Entries in a dataset:
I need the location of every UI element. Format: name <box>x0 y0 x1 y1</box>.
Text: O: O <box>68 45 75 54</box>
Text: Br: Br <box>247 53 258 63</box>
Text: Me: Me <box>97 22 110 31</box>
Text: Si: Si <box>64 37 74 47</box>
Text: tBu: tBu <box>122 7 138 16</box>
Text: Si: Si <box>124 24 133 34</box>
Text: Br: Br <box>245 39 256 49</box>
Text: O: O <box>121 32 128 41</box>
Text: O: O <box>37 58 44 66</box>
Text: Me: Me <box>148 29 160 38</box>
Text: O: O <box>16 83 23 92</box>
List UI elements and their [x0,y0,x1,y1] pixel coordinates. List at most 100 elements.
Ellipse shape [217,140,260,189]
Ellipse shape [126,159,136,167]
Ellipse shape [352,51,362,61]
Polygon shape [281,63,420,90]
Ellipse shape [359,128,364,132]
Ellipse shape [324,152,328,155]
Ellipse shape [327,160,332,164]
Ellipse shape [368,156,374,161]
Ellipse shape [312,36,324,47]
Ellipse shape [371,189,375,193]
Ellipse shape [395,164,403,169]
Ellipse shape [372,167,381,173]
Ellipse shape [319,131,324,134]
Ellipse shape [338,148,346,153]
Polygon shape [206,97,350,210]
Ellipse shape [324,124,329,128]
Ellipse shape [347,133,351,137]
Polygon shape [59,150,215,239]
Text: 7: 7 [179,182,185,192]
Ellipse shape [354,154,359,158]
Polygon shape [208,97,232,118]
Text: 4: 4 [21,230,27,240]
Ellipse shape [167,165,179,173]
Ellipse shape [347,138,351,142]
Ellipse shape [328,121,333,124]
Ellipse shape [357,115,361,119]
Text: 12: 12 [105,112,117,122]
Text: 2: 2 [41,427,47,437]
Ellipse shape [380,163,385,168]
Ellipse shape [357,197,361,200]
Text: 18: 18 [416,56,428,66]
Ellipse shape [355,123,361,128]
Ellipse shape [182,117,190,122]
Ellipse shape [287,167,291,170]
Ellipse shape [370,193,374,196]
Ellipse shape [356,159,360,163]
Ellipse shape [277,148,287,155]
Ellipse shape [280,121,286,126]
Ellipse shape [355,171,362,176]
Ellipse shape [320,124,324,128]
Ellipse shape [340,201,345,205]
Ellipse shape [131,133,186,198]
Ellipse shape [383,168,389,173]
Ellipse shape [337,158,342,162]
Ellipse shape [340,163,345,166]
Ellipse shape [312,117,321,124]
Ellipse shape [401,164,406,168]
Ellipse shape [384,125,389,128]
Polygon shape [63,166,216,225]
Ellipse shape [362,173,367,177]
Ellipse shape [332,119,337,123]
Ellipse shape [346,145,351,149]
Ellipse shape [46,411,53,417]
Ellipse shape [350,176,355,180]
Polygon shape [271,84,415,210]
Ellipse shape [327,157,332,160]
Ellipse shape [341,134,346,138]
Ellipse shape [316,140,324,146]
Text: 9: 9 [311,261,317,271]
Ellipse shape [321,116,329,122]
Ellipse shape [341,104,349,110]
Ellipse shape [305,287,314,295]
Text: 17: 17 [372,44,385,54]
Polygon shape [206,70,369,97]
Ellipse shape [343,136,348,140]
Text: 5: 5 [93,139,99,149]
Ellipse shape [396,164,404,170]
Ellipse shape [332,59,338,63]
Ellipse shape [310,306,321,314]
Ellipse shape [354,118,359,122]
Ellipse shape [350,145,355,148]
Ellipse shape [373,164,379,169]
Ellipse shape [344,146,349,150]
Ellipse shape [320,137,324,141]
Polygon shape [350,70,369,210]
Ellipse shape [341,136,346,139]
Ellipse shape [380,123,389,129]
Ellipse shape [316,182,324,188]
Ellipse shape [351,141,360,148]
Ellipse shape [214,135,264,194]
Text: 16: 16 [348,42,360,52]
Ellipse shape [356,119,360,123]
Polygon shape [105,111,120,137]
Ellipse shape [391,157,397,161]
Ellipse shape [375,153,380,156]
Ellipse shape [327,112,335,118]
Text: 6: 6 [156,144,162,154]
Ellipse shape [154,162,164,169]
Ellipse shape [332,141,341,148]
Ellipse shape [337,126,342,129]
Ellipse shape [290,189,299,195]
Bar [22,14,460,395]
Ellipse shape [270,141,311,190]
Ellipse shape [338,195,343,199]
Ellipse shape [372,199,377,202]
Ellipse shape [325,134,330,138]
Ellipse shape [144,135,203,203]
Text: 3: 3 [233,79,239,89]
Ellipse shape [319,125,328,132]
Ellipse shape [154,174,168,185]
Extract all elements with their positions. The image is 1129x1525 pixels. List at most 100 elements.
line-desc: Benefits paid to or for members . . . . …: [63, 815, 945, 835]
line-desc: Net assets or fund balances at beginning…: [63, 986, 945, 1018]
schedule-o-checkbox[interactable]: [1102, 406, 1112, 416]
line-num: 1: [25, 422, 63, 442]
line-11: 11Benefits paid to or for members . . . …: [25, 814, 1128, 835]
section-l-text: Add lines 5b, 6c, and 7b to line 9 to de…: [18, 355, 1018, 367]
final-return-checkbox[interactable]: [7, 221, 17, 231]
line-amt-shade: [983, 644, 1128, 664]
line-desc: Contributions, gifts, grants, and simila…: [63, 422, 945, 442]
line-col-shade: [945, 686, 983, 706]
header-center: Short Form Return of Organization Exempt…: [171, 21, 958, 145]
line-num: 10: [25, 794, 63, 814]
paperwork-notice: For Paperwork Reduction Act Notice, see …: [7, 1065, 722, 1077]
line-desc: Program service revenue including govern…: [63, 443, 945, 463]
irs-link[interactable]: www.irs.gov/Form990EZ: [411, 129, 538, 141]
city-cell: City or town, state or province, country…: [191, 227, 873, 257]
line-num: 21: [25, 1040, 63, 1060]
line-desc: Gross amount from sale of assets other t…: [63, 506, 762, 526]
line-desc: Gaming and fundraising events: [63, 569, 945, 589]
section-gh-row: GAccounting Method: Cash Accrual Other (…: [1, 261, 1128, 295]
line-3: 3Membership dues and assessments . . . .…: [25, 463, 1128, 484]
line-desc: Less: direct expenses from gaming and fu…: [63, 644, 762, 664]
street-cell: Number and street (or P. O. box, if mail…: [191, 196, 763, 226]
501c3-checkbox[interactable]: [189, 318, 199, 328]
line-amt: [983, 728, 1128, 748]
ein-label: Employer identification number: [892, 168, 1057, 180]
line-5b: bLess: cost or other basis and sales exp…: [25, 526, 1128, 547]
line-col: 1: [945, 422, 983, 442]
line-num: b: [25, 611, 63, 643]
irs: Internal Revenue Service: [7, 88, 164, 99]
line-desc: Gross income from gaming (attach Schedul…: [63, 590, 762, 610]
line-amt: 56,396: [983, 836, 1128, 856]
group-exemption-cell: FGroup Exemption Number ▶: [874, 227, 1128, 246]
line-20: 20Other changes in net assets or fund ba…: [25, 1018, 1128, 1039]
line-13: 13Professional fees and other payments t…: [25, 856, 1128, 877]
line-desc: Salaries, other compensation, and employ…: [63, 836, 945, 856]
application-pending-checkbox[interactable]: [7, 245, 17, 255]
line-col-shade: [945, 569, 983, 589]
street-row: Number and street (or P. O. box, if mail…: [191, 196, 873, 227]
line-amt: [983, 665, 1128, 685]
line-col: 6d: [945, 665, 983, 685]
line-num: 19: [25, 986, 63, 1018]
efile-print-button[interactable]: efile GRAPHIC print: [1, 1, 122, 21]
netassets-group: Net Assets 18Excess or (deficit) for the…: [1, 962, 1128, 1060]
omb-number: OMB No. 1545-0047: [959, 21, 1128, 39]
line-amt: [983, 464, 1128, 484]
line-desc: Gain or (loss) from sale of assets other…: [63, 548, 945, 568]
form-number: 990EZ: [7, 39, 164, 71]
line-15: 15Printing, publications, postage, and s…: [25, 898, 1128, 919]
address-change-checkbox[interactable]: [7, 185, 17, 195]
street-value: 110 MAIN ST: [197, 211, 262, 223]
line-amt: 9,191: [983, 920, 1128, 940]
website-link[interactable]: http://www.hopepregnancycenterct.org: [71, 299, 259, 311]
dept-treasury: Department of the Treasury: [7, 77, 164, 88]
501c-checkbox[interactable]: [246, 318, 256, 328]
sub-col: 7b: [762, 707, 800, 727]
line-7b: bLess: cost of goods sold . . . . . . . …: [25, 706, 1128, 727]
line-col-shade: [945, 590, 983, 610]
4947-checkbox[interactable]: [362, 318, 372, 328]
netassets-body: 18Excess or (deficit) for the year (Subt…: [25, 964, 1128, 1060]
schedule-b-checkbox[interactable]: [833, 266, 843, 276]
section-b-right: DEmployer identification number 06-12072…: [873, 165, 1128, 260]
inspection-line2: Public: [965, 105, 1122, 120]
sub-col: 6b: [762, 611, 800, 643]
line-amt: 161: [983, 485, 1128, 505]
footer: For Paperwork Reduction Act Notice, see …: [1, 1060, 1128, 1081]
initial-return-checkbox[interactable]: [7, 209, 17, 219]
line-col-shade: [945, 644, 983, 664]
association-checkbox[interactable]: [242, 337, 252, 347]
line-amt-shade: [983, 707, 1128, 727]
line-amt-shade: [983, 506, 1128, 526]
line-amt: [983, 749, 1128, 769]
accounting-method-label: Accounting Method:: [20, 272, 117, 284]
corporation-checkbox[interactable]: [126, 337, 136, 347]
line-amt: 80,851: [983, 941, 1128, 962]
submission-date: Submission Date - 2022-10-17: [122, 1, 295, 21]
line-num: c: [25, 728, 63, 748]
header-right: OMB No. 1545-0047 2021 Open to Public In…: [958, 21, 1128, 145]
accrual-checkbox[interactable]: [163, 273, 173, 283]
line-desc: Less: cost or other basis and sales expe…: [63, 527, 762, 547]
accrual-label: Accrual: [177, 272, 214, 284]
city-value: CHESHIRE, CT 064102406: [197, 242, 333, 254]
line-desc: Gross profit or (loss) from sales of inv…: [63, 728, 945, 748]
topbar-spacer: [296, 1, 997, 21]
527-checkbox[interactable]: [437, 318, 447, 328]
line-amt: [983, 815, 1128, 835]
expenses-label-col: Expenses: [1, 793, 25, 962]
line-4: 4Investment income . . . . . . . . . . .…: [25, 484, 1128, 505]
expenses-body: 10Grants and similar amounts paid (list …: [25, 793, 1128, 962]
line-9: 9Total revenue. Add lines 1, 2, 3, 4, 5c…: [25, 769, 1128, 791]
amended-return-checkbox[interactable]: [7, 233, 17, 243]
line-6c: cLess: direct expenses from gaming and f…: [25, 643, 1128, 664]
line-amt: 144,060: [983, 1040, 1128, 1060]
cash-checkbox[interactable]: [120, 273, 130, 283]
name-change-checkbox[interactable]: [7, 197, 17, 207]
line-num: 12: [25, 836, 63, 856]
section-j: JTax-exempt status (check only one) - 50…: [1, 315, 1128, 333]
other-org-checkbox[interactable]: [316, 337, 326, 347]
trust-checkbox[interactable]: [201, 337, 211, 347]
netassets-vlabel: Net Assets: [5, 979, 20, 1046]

» **PROBLEM TO WORK ON**
Copy out, unchanged, the lines from the beginning of the entries through the line containing "Text: Me: Me <box>148 29 160 38</box>", including both of those lines.

» **CORRECT OUTPUT**
I need the location of every UI element. Format: name <box>x0 y0 x1 y1</box>.
Text: O: O <box>68 45 75 54</box>
Text: Br: Br <box>247 53 258 63</box>
Text: Me: Me <box>97 22 110 31</box>
Text: Si: Si <box>64 37 74 47</box>
Text: tBu: tBu <box>122 7 138 16</box>
Text: Si: Si <box>124 24 133 34</box>
Text: Br: Br <box>245 39 256 49</box>
Text: O: O <box>121 32 128 41</box>
Text: O: O <box>37 58 44 66</box>
Text: Me: Me <box>148 29 160 38</box>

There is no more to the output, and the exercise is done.